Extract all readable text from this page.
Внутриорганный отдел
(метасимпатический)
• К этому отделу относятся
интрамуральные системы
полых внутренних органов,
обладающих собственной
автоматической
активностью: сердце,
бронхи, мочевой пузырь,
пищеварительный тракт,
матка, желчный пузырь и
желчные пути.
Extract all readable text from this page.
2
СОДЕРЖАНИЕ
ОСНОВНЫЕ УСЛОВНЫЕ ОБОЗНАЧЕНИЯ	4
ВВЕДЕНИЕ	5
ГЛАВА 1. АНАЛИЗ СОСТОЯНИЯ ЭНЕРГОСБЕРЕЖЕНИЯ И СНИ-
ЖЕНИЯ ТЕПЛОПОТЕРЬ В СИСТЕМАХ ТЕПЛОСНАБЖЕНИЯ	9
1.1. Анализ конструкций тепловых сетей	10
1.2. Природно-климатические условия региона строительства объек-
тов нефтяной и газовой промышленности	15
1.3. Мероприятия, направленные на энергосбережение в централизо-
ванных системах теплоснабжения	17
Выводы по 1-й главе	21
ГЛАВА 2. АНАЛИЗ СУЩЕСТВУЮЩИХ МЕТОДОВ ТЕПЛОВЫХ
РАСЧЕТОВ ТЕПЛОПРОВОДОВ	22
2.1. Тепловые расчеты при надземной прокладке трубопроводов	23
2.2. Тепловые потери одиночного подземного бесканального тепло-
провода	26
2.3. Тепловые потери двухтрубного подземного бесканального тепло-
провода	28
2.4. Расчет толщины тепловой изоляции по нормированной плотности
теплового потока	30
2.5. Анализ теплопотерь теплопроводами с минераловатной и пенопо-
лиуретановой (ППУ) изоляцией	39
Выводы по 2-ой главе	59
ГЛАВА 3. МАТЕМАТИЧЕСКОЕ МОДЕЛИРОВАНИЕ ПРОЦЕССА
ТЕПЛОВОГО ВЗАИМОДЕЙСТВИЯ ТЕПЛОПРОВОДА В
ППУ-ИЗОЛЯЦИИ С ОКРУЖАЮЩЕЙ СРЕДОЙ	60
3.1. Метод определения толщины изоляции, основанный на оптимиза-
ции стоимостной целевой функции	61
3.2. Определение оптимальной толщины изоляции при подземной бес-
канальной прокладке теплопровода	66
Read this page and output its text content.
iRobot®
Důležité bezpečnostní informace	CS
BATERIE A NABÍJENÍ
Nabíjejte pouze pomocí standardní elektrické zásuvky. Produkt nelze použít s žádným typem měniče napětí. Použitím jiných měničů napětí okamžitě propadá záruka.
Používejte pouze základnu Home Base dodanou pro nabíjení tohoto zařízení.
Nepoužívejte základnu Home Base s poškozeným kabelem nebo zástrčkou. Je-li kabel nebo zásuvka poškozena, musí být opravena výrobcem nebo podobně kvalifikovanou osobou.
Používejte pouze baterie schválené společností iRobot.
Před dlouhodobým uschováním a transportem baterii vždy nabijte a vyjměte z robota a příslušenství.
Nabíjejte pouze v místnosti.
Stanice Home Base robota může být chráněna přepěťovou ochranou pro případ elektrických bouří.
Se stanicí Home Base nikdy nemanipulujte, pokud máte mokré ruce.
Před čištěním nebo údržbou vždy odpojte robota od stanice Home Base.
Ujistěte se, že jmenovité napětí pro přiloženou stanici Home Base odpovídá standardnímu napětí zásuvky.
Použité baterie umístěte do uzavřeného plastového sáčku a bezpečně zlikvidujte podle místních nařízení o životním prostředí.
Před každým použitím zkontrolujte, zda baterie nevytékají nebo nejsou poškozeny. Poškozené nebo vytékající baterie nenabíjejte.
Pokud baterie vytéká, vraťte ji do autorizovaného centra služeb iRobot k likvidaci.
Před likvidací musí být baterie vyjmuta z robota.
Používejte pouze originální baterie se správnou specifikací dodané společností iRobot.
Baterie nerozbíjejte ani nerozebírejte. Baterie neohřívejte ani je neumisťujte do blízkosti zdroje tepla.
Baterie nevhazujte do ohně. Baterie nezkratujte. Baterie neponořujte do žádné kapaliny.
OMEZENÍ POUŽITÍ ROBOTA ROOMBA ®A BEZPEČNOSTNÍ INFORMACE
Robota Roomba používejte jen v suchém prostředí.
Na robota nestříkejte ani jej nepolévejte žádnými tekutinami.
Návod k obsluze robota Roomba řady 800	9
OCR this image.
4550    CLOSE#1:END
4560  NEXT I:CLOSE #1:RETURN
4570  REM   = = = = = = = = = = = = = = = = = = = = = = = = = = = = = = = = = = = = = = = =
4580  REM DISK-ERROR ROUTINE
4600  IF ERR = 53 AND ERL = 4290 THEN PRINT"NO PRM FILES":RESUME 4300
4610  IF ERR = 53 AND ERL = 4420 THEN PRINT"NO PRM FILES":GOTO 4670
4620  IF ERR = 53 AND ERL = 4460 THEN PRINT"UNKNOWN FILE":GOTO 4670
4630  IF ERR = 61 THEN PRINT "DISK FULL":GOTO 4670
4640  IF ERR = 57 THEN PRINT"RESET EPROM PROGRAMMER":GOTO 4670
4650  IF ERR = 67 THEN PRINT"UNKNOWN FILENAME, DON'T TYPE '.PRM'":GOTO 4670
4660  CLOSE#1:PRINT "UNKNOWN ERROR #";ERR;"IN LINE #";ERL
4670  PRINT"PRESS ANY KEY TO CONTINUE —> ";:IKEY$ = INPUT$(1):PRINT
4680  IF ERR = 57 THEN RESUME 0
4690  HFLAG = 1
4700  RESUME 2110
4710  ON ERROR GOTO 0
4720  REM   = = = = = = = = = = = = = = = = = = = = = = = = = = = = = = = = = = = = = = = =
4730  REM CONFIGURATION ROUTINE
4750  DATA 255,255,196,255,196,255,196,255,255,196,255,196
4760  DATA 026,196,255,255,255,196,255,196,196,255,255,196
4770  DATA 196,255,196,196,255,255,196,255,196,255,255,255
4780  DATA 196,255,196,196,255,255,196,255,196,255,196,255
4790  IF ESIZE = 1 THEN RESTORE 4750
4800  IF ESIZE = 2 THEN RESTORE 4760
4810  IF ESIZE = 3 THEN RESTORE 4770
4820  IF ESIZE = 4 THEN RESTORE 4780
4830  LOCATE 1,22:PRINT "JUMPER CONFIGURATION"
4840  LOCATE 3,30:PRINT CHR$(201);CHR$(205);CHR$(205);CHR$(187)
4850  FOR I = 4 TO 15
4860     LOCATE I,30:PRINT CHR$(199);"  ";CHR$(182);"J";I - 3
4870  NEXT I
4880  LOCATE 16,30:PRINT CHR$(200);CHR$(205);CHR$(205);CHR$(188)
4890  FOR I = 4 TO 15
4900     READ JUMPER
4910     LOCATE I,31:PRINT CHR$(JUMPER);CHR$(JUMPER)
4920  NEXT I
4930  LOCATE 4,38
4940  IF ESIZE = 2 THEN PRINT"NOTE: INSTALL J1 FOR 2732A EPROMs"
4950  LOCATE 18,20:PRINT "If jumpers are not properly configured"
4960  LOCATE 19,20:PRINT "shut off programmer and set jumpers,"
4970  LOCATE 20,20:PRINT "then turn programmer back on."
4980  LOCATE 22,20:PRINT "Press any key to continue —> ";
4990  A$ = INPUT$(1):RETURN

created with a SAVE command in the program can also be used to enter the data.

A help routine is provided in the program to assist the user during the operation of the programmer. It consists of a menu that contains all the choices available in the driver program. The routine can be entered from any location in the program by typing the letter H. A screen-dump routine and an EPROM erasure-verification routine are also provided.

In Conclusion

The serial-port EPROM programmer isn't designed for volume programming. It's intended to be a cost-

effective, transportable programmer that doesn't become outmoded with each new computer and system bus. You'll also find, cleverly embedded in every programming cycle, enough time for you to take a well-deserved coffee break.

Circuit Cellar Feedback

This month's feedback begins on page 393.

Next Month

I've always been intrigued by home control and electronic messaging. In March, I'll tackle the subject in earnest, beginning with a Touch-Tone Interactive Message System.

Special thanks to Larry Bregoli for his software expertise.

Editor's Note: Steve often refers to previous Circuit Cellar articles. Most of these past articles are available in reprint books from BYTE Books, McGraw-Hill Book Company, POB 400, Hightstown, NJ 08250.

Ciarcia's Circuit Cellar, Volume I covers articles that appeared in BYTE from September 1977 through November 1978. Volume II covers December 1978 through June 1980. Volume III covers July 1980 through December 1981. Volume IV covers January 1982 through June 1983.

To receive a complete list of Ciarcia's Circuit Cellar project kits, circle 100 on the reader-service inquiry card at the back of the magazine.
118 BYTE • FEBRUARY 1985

+--

Among the entries above, identify all lines with "iRobot" and copy them.

iRobot®
Používejte pouze baterie schválené společností iRobot.
Pokud baterie vytéká, vraťte ji do autorizovaného centra služeb iRobot k likvidaci.
Používejte pouze originální baterie se správnou specifikací dodané společností iRobot.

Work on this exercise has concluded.